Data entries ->
>> begin
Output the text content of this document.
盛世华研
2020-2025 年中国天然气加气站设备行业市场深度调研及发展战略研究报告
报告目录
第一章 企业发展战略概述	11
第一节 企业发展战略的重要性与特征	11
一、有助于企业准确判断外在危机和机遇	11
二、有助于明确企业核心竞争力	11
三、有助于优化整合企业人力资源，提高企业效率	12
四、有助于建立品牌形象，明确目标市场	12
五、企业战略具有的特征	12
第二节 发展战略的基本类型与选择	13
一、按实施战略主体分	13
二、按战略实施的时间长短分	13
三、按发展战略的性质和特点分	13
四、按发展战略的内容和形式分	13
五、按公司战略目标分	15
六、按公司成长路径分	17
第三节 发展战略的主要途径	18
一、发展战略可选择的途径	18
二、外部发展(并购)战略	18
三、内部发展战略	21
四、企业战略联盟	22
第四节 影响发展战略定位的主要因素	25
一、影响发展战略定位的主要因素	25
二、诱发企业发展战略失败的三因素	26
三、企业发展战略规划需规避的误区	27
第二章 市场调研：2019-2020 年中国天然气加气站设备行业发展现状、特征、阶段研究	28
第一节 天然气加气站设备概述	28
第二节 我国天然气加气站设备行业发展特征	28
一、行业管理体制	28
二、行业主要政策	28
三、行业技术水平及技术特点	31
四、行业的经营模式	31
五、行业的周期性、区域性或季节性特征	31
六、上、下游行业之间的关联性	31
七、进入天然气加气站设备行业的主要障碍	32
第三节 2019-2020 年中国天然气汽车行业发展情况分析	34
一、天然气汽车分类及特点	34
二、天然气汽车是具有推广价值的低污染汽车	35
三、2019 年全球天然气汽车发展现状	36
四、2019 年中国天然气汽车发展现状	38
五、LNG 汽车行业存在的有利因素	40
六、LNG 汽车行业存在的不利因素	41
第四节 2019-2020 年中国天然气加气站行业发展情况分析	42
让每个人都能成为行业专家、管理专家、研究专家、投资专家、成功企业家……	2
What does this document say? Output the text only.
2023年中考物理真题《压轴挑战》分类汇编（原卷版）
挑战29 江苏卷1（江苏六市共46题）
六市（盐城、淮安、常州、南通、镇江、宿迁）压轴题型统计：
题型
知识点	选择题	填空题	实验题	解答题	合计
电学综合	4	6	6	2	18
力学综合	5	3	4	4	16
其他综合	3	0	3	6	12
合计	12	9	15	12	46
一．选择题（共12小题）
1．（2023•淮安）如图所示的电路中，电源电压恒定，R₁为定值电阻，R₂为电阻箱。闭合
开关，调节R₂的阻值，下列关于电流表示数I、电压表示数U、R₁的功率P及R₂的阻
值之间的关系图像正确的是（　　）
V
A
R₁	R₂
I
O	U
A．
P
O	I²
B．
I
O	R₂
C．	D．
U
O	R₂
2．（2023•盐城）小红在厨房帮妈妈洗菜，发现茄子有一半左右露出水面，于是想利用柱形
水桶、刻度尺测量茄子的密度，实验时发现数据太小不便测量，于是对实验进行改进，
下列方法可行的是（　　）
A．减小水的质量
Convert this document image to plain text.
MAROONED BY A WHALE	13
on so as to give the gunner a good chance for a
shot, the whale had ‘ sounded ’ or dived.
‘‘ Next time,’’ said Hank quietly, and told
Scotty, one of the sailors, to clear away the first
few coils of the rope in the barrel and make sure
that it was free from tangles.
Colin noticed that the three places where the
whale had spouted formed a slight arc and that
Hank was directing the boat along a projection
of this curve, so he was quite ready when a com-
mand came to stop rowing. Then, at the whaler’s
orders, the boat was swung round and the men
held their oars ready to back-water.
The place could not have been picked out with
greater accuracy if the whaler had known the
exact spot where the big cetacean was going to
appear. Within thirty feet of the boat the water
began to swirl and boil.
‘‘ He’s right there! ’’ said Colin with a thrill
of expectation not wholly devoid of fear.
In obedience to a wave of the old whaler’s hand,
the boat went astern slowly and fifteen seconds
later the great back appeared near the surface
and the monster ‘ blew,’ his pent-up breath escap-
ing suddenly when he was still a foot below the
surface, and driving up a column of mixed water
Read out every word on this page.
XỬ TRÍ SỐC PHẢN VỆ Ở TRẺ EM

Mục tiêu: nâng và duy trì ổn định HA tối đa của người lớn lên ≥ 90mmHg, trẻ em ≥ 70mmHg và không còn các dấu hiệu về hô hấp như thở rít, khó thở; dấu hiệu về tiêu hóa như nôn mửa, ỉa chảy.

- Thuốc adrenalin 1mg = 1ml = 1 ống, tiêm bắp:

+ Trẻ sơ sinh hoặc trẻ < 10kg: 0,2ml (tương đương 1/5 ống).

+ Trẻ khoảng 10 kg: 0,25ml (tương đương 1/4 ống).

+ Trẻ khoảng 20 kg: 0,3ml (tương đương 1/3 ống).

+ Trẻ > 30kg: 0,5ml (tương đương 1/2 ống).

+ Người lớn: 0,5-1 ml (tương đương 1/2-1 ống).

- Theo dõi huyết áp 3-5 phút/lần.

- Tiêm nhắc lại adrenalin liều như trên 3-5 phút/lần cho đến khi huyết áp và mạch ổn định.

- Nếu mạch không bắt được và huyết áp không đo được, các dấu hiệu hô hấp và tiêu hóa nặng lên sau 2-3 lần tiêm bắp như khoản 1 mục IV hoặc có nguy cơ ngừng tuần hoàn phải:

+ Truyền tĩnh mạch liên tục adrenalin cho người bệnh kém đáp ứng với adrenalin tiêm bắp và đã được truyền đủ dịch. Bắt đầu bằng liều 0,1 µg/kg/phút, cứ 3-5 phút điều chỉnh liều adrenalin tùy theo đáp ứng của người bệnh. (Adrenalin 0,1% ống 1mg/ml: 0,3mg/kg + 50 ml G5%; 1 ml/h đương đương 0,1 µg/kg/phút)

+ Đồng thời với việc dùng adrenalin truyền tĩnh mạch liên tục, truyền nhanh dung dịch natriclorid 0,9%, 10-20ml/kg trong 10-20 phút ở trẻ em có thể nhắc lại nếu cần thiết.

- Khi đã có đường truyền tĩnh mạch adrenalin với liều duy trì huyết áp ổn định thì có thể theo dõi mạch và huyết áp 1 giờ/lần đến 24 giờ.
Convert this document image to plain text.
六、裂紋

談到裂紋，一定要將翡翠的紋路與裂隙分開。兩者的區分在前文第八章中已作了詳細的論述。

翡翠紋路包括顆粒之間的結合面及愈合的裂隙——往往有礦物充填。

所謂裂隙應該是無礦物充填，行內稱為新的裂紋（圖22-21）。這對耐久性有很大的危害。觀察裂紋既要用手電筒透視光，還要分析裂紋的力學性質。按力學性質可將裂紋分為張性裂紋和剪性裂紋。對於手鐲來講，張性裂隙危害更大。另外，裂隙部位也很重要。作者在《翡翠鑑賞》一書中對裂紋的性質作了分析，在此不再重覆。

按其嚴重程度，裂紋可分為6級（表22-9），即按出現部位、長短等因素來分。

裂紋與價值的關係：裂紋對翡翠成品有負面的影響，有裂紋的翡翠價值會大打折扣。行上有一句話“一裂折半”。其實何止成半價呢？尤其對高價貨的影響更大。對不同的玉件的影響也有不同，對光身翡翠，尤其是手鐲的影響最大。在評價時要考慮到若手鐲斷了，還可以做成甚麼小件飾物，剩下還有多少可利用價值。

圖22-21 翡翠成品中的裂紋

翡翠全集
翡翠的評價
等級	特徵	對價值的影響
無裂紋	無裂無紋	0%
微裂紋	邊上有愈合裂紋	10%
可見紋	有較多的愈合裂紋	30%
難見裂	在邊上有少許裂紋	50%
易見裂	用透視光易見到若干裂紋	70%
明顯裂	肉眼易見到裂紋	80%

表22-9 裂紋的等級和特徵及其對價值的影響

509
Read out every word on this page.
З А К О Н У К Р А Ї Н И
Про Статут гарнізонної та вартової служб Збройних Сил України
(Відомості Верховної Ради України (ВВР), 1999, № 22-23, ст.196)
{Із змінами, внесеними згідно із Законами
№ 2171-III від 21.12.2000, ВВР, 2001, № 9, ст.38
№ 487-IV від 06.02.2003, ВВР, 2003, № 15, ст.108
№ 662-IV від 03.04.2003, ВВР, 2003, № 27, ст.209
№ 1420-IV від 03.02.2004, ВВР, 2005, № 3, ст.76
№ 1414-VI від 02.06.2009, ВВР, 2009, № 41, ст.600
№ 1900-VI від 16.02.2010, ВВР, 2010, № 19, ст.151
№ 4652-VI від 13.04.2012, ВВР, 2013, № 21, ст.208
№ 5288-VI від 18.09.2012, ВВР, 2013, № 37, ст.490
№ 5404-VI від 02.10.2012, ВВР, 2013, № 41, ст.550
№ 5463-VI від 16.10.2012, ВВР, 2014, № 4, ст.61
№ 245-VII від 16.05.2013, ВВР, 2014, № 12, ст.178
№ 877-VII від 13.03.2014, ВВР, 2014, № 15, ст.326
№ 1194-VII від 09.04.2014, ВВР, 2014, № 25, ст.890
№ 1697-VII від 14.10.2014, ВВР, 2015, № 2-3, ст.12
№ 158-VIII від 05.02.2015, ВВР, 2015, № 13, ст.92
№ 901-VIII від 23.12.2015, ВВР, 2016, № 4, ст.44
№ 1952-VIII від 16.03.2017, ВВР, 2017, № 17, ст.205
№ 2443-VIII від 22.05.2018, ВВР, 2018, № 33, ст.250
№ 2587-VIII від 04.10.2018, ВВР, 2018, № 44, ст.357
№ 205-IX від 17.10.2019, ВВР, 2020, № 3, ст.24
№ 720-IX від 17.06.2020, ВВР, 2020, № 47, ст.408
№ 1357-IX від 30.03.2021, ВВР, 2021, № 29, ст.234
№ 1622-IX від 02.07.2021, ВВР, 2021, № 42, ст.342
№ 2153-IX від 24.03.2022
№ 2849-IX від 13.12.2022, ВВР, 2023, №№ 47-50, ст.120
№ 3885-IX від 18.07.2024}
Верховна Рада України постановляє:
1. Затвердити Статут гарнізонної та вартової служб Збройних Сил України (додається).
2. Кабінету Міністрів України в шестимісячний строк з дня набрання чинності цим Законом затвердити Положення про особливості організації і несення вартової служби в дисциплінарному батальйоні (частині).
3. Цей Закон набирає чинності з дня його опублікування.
>> end
Problem statement -> In the records, locate each line holding the string "where" and copy it.

Final answer ->
Colin noticed that the three places where the
exact spot where the big cetacean was going to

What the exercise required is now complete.